**Listed records**
-*-*-

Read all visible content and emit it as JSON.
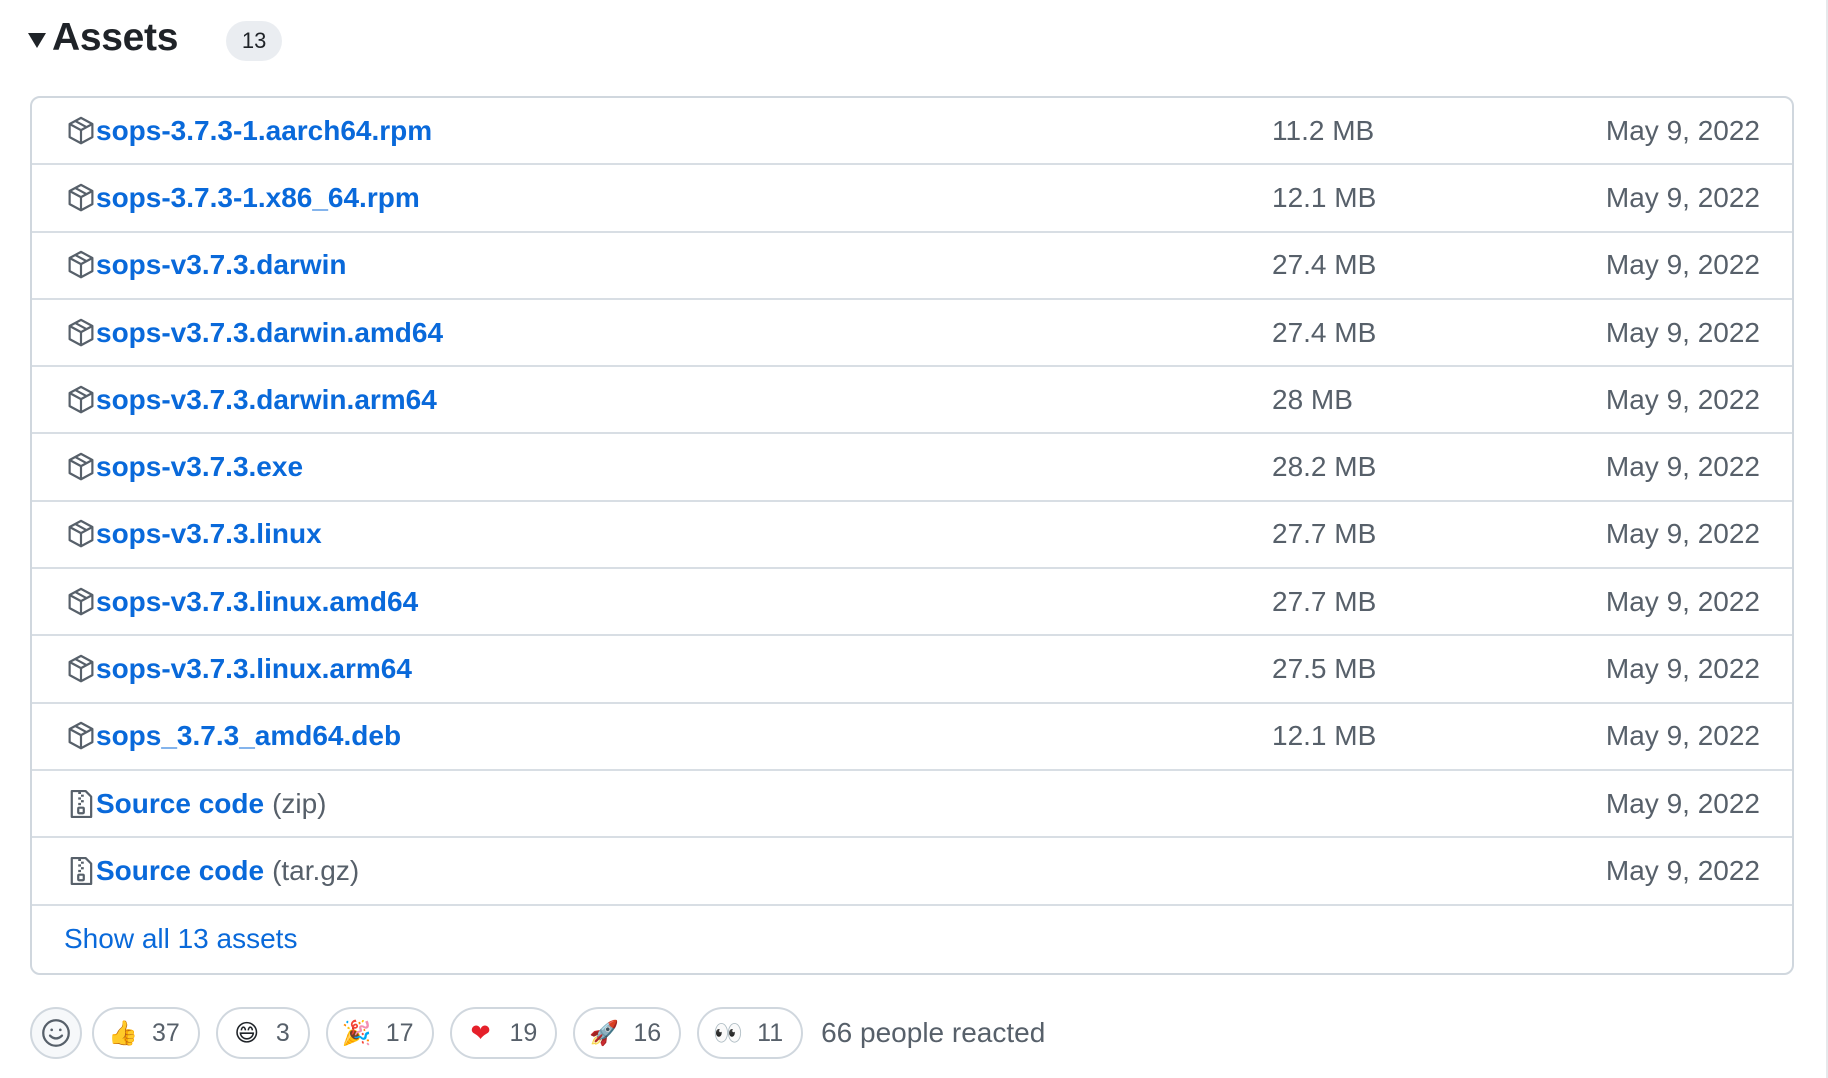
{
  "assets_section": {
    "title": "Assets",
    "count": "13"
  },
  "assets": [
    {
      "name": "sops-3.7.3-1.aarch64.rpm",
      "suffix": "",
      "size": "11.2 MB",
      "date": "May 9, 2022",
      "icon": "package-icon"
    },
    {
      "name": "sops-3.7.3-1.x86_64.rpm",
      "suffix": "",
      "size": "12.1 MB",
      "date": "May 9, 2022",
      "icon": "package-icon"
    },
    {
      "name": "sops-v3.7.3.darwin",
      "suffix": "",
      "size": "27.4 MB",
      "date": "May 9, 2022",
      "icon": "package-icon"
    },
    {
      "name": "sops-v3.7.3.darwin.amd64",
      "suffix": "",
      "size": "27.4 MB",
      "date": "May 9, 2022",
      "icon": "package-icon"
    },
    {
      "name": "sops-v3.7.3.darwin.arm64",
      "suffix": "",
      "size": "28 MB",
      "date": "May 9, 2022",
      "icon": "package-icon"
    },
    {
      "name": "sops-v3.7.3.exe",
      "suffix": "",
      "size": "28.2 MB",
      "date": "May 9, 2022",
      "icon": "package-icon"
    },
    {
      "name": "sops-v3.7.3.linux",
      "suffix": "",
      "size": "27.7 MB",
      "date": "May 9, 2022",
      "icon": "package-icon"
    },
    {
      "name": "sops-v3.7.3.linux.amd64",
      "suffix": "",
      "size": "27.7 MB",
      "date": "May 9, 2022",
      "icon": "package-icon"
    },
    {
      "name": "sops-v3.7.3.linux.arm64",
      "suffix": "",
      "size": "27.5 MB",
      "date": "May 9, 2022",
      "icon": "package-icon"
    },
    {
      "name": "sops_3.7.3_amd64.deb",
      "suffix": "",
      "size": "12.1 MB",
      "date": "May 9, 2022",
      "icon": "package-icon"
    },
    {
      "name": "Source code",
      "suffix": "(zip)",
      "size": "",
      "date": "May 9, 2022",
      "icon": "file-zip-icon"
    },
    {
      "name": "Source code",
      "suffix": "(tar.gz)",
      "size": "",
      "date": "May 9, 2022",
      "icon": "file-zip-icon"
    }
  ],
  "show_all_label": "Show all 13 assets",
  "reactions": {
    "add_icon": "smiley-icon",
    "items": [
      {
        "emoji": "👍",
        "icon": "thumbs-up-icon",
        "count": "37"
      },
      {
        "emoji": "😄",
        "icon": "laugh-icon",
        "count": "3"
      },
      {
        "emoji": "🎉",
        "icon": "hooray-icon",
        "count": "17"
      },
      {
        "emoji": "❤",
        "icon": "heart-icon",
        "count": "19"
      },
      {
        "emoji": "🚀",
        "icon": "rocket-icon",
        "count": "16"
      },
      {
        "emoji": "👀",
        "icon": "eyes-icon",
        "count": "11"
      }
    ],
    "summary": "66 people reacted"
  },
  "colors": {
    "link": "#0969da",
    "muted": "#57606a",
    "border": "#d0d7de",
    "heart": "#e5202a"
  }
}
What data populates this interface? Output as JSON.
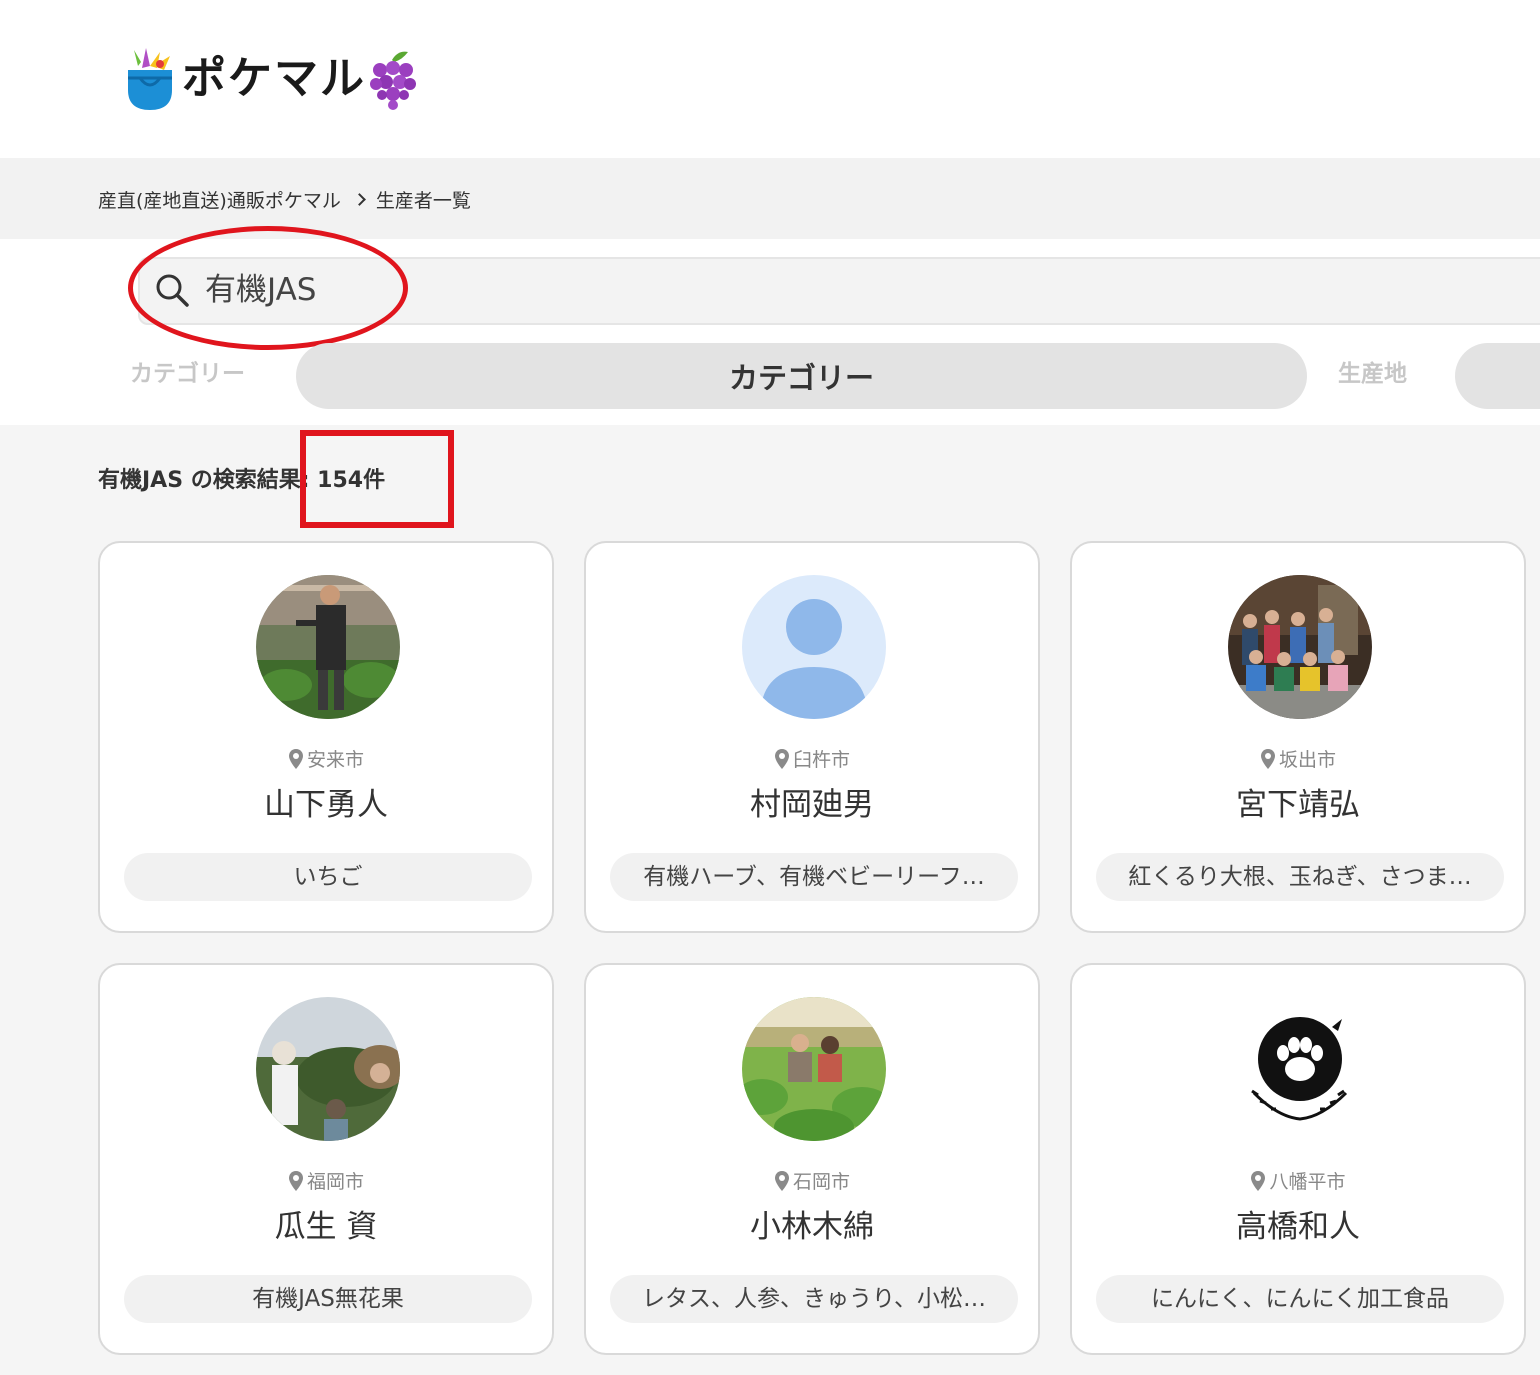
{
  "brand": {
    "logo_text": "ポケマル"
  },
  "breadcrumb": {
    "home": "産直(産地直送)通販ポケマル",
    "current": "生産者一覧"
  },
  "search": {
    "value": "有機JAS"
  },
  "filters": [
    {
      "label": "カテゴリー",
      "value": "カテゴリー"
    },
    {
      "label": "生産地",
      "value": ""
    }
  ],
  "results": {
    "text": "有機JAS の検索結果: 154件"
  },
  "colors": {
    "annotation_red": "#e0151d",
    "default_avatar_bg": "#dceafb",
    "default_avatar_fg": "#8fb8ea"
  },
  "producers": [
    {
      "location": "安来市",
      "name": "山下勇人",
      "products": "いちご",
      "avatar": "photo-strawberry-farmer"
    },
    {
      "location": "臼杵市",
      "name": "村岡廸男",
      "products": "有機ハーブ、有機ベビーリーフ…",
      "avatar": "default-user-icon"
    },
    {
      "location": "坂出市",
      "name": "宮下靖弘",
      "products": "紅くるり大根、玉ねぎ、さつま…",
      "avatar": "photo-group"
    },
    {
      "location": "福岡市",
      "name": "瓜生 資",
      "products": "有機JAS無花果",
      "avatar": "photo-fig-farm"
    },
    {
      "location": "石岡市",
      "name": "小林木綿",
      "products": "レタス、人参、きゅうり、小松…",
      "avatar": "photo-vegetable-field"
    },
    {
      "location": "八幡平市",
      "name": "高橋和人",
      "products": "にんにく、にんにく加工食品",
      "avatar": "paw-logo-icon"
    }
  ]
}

-*-*-

Retype the records above exactly, starting at the line that contains "What data populates" and going through the last line, and leave out any pictures.

**Result of this task**
What data populates this interface? Output as JSON.
{
  "brand": {
    "logo_text": "ポケマル"
  },
  "breadcrumb": {
    "home": "産直(産地直送)通販ポケマル",
    "current": "生産者一覧"
  },
  "search": {
    "value": "有機JAS"
  },
  "filters": [
    {
      "label": "カテゴリー",
      "value": "カテゴリー"
    },
    {
      "label": "生産地",
      "value": ""
    }
  ],
  "results": {
    "text": "有機JAS の検索結果: 154件"
  },
  "colors": {
    "annotation_red": "#e0151d",
    "default_avatar_bg": "#dceafb",
    "default_avatar_fg": "#8fb8ea"
  },
  "producers": [
    {
      "location": "安来市",
      "name": "山下勇人",
      "products": "いちご",
      "avatar": "photo-strawberry-farmer"
    },
    {
      "location": "臼杵市",
      "name": "村岡廸男",
      "products": "有機ハーブ、有機ベビーリーフ…",
      "avatar": "default-user-icon"
    },
    {
      "location": "坂出市",
      "name": "宮下靖弘",
      "products": "紅くるり大根、玉ねぎ、さつま…",
      "avatar": "photo-group"
    },
    {
      "location": "福岡市",
      "name": "瓜生 資",
      "products": "有機JAS無花果",
      "avatar": "photo-fig-farm"
    },
    {
      "location": "石岡市",
      "name": "小林木綿",
      "products": "レタス、人参、きゅうり、小松…",
      "avatar": "photo-vegetable-field"
    },
    {
      "location": "八幡平市",
      "name": "高橋和人",
      "products": "にんにく、にんにく加工食品",
      "avatar": "paw-logo-icon"
    }
  ]
}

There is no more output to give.